start EXTRACTED RECORDS

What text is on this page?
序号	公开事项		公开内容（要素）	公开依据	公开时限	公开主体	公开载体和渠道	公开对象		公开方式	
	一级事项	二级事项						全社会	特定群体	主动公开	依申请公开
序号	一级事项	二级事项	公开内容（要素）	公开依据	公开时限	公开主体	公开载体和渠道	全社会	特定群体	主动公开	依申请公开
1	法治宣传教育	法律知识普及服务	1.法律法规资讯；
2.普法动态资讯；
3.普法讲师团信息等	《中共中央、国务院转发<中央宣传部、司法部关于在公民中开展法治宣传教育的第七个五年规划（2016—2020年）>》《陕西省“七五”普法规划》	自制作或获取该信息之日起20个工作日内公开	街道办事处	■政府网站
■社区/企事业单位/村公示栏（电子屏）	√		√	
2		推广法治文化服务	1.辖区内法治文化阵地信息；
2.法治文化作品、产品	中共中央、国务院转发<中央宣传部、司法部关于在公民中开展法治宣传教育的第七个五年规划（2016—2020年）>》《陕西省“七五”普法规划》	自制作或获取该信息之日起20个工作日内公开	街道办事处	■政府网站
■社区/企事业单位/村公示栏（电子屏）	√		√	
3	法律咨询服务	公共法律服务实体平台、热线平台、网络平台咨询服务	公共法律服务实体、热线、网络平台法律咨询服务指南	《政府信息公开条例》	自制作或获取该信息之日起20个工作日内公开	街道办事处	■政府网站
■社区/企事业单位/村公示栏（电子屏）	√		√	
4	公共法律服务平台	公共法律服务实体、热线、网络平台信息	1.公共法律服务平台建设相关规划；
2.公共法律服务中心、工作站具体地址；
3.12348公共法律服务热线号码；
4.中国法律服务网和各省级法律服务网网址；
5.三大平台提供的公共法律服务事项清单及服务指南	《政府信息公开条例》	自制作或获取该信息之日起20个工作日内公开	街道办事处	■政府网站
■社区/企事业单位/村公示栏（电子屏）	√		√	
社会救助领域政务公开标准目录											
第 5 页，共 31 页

end EXTRACTED RECORDS

▶ [DIRECTIONS FOR THIS TASK] Output the listing above word for word.

▶ [WRITTEN ANSWER]
What text is on this page?
序号	公开事项		公开内容（要素）	公开依据	公开时限	公开主体	公开载体和渠道	公开对象		公开方式	
	一级事项	二级事项						全社会	特定群体	主动公开	依申请公开
序号	一级事项	二级事项	公开内容（要素）	公开依据	公开时限	公开主体	公开载体和渠道	全社会	特定群体	主动公开	依申请公开
1	法治宣传教育	法律知识普及服务	1.法律法规资讯；
2.普法动态资讯；
3.普法讲师团信息等	《中共中央、国务院转发<中央宣传部、司法部关于在公民中开展法治宣传教育的第七个五年规划（2016—2020年）>》《陕西省“七五”普法规划》	自制作或获取该信息之日起20个工作日内公开	街道办事处	■政府网站
■社区/企事业单位/村公示栏（电子屏）	√		√	
2		推广法治文化服务	1.辖区内法治文化阵地信息；
2.法治文化作品、产品	中共中央、国务院转发<中央宣传部、司法部关于在公民中开展法治宣传教育的第七个五年规划（2016—2020年）>》《陕西省“七五”普法规划》	自制作或获取该信息之日起20个工作日内公开	街道办事处	■政府网站
■社区/企事业单位/村公示栏（电子屏）	√		√	
3	法律咨询服务	公共法律服务实体平台、热线平台、网络平台咨询服务	公共法律服务实体、热线、网络平台法律咨询服务指南	《政府信息公开条例》	自制作或获取该信息之日起20个工作日内公开	街道办事处	■政府网站
■社区/企事业单位/村公示栏（电子屏）	√		√	
4	公共法律服务平台	公共法律服务实体、热线、网络平台信息	1.公共法律服务平台建设相关规划；
2.公共法律服务中心、工作站具体地址；
3.12348公共法律服务热线号码；
4.中国法律服务网和各省级法律服务网网址；
5.三大平台提供的公共法律服务事项清单及服务指南	《政府信息公开条例》	自制作或获取该信息之日起20个工作日内公开	街道办事处	■政府网站
■社区/企事业单位/村公示栏（电子屏）	√		√	
社会救助领域政务公开标准目录											
第 5 页，共 31 页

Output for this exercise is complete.